-- START OF Recorded information --

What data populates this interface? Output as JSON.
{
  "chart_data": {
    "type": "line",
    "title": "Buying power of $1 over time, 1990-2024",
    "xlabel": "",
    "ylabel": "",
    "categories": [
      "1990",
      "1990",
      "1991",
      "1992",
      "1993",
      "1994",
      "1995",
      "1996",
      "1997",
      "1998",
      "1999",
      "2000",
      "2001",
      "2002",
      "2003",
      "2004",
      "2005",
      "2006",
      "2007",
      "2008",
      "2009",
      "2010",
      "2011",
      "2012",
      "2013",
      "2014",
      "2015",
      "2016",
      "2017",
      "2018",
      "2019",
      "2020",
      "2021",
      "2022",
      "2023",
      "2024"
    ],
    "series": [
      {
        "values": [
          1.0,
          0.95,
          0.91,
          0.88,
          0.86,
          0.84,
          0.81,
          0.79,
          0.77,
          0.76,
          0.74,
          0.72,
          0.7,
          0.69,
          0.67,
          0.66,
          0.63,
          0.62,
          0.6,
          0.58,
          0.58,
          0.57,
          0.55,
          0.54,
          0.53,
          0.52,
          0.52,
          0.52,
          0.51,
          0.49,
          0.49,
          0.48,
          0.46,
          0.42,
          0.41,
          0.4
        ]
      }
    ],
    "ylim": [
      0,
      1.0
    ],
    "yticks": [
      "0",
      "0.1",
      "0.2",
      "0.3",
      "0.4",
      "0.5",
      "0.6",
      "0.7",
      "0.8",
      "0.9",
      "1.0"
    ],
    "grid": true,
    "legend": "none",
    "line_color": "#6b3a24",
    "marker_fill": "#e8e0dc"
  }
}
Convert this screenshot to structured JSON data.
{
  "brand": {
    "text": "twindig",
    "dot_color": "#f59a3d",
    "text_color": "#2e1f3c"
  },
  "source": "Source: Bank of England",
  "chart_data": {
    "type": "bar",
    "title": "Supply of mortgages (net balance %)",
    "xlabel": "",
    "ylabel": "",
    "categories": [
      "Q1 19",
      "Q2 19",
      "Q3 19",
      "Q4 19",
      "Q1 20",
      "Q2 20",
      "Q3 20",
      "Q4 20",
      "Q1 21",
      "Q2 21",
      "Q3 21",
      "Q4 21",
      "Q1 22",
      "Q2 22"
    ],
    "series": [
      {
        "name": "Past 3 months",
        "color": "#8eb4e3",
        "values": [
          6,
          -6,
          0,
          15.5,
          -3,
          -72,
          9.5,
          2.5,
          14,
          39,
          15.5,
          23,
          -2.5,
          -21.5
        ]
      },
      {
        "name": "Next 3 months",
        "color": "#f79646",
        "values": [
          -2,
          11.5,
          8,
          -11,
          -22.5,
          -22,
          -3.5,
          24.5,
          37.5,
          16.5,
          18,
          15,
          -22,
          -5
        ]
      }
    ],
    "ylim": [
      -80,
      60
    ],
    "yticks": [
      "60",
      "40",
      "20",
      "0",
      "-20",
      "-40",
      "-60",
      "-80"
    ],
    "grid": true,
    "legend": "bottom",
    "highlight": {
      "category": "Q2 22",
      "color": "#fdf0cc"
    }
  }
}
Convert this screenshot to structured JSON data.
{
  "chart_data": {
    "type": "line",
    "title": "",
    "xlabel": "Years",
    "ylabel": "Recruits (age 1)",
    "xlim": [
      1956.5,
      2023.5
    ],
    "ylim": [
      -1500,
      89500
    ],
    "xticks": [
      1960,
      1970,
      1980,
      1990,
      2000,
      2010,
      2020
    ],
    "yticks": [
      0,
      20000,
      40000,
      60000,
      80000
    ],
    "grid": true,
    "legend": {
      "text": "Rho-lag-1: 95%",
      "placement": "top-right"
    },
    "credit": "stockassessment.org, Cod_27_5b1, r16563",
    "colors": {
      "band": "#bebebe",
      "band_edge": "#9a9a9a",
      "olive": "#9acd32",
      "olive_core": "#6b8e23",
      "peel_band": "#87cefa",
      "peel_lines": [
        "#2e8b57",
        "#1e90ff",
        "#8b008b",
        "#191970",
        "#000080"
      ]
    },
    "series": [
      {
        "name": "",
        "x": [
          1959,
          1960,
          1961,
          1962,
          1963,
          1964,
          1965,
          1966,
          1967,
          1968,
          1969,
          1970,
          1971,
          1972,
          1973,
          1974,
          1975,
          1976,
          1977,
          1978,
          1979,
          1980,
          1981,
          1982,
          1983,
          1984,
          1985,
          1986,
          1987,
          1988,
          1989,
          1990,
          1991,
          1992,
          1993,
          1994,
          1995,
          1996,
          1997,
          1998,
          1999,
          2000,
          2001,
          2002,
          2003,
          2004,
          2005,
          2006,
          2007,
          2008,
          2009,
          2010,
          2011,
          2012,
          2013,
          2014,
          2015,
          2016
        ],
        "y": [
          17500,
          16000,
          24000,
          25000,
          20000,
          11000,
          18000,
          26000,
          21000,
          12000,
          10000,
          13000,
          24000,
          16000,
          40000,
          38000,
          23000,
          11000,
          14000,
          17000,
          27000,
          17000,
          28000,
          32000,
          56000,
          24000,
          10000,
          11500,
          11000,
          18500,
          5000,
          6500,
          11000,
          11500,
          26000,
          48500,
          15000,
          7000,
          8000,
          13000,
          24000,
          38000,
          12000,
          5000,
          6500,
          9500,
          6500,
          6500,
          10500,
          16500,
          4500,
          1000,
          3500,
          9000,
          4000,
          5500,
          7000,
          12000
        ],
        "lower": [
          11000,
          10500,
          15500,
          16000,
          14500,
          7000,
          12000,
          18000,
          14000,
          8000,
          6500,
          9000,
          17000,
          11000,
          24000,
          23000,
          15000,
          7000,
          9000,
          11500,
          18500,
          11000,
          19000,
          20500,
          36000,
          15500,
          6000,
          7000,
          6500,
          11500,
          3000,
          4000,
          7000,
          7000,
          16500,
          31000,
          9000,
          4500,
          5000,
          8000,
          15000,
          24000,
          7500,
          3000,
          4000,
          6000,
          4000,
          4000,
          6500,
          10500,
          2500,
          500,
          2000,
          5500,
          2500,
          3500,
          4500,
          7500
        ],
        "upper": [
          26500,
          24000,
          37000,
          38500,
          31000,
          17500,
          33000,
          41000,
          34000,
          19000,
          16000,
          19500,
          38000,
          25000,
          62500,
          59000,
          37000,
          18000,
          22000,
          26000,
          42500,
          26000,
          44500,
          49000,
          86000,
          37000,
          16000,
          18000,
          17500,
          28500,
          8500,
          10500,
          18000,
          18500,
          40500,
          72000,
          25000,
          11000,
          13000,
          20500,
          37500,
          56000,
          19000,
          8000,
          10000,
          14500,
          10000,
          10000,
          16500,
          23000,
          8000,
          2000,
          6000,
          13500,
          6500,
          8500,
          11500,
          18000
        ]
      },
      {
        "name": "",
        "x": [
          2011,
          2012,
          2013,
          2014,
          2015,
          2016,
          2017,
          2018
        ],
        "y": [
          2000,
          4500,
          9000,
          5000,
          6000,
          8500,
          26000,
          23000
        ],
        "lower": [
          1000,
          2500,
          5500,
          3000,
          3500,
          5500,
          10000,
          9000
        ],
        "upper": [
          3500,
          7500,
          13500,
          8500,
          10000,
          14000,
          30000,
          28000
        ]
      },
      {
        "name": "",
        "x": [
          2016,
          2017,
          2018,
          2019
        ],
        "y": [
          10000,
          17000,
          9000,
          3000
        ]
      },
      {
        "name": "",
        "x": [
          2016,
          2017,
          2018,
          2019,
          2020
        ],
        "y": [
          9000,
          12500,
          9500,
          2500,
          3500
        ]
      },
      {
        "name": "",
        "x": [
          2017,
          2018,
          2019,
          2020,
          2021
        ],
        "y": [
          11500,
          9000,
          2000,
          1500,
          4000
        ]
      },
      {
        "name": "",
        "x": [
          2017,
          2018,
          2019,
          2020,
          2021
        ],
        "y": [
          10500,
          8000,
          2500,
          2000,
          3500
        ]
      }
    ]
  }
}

-- END OF Recorded information --

> _Written request_: Scan the material above for the string "title" and return the lines that hold it.

> _The solution_:
    "title": "Buying power of $1 over time, 1990-2024",
    "title": "Supply of mortgages (net balance %)",
    "title": "",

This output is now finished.